Supplied records ::

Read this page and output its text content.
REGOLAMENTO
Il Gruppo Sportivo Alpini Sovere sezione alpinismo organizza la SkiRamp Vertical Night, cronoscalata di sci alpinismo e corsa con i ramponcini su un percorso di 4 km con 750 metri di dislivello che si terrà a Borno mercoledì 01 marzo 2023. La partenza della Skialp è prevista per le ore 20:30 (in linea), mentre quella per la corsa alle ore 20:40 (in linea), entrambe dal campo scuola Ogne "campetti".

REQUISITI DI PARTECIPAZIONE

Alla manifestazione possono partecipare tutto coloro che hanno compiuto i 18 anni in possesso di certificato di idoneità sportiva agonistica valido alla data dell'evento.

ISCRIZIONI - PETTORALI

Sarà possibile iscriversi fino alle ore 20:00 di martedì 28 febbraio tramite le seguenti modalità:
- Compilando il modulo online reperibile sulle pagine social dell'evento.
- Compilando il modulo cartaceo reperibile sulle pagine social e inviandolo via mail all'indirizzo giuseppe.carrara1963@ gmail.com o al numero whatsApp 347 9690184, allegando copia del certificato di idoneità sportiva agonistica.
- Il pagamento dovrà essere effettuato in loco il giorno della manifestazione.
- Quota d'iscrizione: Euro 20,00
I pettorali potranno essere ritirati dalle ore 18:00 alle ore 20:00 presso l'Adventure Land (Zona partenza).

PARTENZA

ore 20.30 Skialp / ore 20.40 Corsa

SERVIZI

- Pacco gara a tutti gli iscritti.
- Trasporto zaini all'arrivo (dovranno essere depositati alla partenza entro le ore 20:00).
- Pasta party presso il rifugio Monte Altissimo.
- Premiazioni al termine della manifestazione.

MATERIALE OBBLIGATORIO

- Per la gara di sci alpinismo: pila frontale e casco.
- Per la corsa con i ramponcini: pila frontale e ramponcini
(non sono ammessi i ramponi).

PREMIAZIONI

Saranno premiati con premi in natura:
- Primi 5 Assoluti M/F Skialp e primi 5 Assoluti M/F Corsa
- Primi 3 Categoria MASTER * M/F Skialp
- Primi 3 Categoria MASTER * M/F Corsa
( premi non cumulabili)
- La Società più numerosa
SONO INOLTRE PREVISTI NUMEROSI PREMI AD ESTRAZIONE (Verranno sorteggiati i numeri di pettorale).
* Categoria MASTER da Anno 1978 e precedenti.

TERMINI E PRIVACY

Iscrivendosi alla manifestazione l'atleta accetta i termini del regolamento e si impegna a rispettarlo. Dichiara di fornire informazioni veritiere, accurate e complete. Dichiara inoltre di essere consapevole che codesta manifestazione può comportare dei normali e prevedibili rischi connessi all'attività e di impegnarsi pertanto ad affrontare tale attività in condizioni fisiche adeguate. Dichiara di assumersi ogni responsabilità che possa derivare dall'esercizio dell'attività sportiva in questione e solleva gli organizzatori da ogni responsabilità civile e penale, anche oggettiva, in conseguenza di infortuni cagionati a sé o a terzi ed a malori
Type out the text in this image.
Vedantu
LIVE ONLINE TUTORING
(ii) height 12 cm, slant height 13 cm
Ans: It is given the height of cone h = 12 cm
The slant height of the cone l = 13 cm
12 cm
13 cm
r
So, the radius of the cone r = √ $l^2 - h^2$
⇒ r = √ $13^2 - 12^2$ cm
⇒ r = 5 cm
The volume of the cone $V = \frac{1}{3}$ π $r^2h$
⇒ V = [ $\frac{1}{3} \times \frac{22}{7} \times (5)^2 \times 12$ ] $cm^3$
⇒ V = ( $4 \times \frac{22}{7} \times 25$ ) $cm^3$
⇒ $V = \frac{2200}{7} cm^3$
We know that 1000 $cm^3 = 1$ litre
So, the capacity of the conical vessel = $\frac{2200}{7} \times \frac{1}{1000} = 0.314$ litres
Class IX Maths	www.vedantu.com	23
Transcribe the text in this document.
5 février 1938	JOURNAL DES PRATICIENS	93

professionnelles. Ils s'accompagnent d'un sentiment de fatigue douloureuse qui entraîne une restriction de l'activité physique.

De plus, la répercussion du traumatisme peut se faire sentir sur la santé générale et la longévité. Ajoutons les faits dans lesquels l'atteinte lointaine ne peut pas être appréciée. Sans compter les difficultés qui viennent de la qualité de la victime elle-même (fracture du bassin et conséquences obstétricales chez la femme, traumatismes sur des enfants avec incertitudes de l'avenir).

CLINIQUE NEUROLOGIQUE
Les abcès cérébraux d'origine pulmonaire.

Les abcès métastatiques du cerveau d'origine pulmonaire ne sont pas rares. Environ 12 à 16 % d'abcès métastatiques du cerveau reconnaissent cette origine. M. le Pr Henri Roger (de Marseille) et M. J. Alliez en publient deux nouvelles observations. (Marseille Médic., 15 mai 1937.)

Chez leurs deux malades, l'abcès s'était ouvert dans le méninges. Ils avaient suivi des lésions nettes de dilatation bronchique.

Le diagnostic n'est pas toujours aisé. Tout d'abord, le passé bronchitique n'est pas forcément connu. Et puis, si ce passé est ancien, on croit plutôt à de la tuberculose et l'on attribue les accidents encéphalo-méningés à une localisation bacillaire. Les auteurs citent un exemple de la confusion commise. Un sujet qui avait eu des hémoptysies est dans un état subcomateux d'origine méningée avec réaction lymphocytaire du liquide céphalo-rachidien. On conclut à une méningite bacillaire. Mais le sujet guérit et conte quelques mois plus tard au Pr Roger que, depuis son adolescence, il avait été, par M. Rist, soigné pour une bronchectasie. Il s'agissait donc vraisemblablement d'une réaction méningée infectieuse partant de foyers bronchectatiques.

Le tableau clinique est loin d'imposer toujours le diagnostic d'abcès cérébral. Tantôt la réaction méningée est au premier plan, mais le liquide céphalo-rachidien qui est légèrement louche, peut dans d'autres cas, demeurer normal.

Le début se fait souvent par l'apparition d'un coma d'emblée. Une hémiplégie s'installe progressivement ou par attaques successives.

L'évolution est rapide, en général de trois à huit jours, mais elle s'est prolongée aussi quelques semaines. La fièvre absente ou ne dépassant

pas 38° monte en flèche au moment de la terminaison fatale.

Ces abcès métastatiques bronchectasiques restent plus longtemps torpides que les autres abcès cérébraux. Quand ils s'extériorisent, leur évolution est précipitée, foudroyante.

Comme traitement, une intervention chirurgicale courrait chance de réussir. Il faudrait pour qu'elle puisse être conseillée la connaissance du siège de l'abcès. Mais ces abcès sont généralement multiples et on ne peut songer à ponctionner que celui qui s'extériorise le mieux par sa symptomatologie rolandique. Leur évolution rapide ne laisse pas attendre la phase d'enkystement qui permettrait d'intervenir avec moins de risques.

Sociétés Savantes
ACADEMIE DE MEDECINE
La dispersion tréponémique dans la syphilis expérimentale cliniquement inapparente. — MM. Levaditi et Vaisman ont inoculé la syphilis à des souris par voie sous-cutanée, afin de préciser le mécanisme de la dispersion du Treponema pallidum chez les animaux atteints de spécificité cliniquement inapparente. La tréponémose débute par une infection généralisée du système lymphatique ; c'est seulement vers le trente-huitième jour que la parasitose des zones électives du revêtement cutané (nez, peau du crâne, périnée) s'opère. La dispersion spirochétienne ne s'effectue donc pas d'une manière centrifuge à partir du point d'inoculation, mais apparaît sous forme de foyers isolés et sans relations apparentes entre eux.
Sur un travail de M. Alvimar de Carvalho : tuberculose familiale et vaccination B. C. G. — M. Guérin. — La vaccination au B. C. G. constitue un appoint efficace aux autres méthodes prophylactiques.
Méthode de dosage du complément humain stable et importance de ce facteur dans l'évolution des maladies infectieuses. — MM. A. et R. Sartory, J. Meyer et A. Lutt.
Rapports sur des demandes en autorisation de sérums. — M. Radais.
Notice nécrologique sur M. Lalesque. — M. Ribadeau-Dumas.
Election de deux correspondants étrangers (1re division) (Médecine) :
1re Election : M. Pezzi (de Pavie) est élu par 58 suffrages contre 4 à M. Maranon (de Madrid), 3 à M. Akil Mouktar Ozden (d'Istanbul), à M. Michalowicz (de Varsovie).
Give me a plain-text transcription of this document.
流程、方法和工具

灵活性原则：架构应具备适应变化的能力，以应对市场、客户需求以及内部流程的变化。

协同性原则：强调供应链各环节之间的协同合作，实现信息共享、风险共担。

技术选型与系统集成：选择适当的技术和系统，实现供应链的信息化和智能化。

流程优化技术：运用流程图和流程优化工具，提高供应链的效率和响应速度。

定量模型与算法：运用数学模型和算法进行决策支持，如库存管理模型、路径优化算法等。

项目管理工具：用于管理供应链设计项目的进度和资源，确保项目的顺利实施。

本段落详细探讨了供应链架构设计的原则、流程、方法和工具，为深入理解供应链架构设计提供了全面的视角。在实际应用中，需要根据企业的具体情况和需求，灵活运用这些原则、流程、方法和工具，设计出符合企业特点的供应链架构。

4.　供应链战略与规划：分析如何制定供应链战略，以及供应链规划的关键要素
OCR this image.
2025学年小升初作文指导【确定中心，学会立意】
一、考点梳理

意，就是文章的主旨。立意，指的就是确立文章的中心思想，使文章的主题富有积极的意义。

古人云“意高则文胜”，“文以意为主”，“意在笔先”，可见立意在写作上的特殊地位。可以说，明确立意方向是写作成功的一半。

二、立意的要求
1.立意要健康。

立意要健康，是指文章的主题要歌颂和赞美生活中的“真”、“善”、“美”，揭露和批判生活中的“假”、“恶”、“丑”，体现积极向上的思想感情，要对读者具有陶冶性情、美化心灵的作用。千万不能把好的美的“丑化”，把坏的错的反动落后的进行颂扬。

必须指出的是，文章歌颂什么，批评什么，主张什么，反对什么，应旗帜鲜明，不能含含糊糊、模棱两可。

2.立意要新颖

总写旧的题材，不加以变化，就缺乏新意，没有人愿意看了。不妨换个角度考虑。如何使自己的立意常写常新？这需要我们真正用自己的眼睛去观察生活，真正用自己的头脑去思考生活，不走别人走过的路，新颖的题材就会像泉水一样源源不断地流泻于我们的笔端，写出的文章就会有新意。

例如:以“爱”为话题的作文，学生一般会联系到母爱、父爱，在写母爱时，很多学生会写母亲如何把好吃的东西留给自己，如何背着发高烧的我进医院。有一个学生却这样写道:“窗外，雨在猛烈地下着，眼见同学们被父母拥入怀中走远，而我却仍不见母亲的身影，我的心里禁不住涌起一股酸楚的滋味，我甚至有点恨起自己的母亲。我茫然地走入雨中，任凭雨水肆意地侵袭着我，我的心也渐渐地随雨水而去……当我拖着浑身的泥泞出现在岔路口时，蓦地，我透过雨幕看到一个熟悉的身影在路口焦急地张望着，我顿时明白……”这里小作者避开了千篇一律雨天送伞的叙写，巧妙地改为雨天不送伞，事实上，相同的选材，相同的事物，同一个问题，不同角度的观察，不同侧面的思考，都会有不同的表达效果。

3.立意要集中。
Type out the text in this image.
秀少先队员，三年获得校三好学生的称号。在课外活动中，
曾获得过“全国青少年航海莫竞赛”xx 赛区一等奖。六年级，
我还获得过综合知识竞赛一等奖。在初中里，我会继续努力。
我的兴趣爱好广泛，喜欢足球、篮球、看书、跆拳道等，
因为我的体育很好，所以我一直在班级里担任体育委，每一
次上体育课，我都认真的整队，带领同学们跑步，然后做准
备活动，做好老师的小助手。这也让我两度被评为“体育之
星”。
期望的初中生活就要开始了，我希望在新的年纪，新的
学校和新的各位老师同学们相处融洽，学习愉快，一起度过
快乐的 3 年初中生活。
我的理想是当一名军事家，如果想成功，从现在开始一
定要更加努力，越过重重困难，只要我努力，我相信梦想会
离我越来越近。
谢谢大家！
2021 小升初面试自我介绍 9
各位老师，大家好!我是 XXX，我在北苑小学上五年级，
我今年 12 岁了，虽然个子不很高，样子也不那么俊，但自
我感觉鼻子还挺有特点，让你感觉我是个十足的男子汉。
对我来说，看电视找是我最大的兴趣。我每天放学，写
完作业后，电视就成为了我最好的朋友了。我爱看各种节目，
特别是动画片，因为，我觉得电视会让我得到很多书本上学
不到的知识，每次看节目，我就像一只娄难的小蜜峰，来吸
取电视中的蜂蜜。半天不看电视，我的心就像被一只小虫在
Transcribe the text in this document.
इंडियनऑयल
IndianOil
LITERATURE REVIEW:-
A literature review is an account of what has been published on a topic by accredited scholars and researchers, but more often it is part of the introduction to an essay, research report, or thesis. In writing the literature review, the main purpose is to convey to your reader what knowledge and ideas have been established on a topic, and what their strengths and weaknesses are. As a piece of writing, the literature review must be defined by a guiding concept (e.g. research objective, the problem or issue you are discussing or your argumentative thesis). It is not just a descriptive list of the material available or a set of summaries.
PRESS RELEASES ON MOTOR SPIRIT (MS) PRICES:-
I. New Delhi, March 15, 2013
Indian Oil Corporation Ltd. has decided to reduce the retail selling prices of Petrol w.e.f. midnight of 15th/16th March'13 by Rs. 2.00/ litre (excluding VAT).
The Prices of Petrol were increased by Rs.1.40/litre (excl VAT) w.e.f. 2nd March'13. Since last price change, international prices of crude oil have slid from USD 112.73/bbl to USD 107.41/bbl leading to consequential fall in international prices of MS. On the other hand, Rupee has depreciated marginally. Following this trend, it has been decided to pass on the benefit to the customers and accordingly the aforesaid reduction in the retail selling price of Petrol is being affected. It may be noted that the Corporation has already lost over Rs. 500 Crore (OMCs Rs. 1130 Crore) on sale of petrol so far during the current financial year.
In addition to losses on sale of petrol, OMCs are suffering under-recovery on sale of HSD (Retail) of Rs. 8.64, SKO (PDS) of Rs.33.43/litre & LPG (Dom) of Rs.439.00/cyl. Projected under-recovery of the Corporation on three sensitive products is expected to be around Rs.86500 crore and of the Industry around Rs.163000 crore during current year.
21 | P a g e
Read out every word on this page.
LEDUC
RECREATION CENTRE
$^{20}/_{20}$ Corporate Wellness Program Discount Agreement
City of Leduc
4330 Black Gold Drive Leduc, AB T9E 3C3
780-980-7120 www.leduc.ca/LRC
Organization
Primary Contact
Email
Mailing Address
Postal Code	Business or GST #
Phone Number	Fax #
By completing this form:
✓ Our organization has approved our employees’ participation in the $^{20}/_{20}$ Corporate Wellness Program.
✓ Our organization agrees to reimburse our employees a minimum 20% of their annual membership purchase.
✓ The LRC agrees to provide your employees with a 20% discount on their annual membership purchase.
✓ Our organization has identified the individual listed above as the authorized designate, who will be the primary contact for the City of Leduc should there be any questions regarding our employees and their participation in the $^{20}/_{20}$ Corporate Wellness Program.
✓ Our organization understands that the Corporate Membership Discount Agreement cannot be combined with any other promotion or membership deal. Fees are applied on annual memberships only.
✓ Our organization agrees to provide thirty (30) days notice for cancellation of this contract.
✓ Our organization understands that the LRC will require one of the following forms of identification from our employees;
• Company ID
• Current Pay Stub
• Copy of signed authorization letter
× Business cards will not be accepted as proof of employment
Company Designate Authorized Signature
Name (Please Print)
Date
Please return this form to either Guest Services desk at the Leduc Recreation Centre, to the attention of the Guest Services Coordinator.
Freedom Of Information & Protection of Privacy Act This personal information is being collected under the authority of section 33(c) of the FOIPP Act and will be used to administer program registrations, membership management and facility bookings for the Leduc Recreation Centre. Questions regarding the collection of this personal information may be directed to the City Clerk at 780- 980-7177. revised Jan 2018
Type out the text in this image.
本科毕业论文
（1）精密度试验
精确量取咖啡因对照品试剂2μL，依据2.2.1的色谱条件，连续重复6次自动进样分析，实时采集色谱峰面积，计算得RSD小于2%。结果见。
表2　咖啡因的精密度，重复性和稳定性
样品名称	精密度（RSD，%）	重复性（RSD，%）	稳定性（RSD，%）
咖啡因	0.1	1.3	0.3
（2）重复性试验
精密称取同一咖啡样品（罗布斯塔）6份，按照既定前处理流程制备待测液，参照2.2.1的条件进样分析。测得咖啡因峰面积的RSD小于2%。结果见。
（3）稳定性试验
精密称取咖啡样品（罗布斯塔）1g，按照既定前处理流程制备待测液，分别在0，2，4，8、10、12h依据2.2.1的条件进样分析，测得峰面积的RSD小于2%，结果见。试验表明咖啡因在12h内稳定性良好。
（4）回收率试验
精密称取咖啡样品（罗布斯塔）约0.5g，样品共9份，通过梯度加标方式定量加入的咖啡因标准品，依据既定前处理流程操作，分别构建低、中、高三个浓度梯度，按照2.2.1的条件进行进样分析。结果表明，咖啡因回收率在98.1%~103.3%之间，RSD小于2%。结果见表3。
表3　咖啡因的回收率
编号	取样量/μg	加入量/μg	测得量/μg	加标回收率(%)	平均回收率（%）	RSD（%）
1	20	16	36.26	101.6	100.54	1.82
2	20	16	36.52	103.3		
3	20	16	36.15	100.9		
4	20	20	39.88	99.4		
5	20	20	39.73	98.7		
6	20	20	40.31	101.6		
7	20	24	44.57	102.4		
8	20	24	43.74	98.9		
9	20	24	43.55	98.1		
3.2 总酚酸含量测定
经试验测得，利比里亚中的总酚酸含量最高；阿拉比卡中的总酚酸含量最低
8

Problem requirements :: Isolate the lines that hold the word "understands" and copy all of them.

Answer to the exercise ::
✓ Our organization understands that the Corporate Membership Discount Agreement cannot be combined with any other promotion or membership deal. Fees are applied on annual memberships only.
✓ Our organization understands that the LRC will require one of the following forms of identification from our employees;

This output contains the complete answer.